Given exercise:
Pull each line holding "part" out of the entries below.

Records to process:
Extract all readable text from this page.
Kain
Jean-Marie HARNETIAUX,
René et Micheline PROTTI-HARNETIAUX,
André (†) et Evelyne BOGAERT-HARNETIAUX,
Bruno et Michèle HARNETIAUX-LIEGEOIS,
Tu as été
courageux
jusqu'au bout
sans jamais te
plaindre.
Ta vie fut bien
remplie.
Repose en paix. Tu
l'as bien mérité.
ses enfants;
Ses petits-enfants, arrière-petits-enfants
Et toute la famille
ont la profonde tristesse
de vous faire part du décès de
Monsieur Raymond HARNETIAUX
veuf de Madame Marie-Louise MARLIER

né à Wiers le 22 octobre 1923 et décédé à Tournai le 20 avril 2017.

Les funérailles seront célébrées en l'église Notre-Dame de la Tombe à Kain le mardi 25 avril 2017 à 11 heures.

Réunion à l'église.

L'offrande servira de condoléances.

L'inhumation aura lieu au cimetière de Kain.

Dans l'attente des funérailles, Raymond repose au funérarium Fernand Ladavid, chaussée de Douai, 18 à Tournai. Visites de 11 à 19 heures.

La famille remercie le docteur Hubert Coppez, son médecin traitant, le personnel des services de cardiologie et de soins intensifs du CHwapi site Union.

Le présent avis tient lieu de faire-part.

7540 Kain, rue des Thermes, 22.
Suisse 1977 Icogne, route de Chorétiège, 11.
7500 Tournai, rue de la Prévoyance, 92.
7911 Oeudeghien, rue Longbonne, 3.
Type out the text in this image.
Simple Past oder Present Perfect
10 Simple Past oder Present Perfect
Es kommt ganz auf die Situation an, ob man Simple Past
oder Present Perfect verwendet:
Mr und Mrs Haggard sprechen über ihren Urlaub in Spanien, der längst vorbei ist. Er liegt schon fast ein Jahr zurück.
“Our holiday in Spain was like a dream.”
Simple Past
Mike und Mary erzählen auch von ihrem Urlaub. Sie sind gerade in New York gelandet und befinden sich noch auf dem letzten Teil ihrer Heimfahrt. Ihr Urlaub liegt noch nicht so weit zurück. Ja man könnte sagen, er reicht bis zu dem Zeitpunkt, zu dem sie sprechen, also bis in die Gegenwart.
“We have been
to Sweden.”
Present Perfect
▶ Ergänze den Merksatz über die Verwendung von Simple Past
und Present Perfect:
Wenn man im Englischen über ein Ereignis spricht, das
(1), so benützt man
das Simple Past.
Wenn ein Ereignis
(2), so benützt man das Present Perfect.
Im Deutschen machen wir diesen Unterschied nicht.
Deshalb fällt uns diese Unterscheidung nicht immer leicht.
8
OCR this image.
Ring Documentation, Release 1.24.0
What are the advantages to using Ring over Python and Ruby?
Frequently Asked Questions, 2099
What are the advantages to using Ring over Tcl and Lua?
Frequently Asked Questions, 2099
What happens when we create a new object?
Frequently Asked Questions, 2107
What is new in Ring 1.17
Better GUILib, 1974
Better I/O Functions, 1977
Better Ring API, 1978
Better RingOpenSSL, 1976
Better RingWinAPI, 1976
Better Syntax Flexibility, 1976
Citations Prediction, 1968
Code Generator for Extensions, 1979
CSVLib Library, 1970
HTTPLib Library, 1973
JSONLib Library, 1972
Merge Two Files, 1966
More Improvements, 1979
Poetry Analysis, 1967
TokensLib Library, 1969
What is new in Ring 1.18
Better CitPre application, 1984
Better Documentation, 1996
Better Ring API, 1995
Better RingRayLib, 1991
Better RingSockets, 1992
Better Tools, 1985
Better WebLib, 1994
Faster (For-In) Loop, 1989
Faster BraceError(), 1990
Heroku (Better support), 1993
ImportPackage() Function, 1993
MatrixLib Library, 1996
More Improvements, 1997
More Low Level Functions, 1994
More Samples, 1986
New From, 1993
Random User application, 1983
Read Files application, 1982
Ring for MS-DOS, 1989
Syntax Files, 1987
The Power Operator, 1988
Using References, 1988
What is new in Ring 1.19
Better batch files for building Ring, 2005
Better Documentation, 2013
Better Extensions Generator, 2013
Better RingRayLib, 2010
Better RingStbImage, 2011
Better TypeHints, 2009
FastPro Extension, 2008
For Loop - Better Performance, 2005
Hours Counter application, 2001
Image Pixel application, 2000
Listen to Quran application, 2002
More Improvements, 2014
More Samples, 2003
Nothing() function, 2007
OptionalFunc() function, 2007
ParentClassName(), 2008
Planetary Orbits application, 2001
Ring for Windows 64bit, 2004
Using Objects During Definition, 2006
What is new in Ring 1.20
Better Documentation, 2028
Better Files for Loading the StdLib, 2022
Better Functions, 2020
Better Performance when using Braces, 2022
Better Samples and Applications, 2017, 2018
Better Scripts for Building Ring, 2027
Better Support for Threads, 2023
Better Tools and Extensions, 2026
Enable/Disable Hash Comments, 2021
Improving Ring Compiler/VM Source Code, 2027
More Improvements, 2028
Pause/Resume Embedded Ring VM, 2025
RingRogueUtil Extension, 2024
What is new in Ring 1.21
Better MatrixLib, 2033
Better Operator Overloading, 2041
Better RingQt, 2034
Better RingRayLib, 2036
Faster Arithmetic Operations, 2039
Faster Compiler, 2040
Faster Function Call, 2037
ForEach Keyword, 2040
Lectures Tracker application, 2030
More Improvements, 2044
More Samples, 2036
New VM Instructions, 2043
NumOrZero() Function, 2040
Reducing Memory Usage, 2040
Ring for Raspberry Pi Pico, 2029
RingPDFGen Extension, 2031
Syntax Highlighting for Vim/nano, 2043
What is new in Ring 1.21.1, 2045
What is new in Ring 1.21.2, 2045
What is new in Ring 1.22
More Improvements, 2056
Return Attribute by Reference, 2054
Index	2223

Finished answer:
de vous faire part du décès de
Le présent avis tient lieu de faire-part.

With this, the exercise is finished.